* **Exercise description**
Extract the lines that hold the string "this".

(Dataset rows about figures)
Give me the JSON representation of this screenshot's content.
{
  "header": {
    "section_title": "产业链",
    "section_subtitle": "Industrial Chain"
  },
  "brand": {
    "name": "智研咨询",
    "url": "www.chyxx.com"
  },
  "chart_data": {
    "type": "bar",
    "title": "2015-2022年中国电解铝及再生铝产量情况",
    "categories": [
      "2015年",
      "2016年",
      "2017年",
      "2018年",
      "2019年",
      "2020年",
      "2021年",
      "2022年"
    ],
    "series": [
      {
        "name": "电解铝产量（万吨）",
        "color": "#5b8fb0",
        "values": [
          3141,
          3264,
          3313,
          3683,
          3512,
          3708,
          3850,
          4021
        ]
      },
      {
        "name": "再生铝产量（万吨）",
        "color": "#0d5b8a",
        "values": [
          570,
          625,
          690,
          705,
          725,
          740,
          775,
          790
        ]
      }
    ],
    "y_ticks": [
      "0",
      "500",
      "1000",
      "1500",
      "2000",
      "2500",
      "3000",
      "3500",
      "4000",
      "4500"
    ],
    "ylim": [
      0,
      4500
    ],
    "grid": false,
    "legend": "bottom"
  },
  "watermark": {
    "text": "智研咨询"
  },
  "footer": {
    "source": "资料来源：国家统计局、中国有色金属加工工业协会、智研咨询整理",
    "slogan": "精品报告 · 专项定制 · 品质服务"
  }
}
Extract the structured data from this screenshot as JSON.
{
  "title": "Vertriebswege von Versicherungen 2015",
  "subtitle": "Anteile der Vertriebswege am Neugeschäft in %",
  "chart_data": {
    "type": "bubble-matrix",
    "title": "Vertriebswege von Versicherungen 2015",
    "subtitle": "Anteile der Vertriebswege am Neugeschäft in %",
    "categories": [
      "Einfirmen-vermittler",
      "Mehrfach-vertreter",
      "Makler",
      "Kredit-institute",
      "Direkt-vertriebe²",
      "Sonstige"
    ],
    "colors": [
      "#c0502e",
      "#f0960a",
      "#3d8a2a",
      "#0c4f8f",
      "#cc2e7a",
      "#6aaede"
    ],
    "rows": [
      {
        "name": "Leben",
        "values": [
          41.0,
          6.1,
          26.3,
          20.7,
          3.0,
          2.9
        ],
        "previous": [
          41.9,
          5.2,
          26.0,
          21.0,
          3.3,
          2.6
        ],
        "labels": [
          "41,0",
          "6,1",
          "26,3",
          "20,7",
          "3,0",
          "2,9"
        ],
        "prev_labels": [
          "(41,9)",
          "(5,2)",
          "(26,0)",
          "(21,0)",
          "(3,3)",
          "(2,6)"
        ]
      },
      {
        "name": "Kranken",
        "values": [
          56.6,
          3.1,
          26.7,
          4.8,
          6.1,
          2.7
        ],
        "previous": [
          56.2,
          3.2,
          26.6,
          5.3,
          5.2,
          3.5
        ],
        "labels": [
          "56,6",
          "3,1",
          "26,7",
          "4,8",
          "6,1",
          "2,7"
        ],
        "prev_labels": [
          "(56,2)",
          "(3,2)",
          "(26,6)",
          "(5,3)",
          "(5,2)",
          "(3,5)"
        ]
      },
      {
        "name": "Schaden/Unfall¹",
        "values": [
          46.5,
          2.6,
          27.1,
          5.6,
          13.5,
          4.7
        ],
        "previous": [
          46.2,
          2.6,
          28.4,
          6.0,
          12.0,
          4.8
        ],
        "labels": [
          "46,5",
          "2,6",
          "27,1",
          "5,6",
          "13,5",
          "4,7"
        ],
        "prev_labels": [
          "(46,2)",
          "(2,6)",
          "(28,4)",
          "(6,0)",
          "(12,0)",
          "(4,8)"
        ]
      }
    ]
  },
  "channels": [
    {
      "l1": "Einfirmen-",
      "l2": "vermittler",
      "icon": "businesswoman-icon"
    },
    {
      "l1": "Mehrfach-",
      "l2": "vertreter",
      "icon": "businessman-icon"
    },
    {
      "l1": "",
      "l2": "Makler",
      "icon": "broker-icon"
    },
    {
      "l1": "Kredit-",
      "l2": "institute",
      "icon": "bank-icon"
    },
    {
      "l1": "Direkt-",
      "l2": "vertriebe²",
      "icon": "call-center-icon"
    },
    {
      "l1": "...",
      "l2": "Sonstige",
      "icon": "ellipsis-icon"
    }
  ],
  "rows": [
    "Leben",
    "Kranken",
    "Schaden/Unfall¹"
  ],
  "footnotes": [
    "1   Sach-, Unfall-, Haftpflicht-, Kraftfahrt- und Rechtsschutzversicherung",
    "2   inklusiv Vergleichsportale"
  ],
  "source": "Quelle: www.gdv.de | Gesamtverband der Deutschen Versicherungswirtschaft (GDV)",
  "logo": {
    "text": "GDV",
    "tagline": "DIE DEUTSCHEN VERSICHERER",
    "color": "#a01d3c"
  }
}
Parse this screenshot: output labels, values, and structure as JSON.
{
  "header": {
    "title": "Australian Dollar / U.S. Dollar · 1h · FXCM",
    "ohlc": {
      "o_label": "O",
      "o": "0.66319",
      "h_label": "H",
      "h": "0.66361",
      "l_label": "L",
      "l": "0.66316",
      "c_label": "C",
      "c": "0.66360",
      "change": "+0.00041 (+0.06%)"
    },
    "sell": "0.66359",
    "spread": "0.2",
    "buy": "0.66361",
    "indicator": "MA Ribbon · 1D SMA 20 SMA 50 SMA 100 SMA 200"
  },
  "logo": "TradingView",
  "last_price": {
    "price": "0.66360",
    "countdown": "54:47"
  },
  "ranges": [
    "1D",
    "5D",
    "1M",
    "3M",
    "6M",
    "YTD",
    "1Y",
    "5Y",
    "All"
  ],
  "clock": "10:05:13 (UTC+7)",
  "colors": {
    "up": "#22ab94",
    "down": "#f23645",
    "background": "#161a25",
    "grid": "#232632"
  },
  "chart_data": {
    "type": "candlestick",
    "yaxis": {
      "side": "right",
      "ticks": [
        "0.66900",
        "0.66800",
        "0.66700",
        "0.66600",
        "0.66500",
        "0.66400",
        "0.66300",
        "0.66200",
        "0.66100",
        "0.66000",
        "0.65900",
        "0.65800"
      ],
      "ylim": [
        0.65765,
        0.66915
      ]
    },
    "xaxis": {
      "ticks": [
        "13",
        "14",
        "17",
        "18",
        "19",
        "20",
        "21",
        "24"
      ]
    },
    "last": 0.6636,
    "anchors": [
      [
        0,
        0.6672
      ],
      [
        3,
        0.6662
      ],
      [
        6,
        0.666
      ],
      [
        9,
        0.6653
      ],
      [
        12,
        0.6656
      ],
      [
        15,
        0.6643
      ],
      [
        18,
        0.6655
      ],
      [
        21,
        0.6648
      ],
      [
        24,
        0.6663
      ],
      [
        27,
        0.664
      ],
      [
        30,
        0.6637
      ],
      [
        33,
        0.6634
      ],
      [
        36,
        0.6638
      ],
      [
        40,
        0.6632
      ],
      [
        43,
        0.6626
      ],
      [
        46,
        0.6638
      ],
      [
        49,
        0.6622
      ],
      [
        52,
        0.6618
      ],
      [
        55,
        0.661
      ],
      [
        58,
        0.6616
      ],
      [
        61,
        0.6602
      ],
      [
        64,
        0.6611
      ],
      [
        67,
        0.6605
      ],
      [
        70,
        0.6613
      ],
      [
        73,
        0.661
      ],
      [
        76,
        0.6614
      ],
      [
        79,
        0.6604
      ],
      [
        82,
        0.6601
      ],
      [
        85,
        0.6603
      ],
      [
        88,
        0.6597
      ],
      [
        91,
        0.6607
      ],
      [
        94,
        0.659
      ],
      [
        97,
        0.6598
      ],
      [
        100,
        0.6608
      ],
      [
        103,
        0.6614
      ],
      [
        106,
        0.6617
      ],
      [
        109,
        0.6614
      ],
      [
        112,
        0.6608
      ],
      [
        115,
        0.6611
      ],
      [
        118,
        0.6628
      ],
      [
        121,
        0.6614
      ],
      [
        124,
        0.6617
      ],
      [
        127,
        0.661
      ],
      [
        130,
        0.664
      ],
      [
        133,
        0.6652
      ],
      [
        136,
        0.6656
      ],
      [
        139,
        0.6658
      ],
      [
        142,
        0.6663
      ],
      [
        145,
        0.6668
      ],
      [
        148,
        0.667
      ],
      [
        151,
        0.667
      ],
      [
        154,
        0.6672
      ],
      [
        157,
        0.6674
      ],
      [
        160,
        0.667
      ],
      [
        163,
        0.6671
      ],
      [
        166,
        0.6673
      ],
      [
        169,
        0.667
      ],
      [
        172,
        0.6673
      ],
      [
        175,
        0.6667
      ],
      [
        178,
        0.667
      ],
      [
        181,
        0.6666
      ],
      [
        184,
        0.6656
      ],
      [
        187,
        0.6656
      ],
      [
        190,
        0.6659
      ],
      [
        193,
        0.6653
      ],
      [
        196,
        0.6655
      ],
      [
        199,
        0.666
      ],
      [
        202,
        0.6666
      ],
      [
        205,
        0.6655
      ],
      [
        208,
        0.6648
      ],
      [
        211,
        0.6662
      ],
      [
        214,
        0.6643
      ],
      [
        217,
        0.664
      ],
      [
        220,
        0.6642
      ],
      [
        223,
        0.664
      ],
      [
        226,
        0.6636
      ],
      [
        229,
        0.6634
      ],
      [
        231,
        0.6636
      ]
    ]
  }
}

* **Finished task**
Give me the JSON representation of this screenshot's content.
Extract the structured data from this screenshot as JSON.
Parse this screenshot: output labels, values, and structure as JSON.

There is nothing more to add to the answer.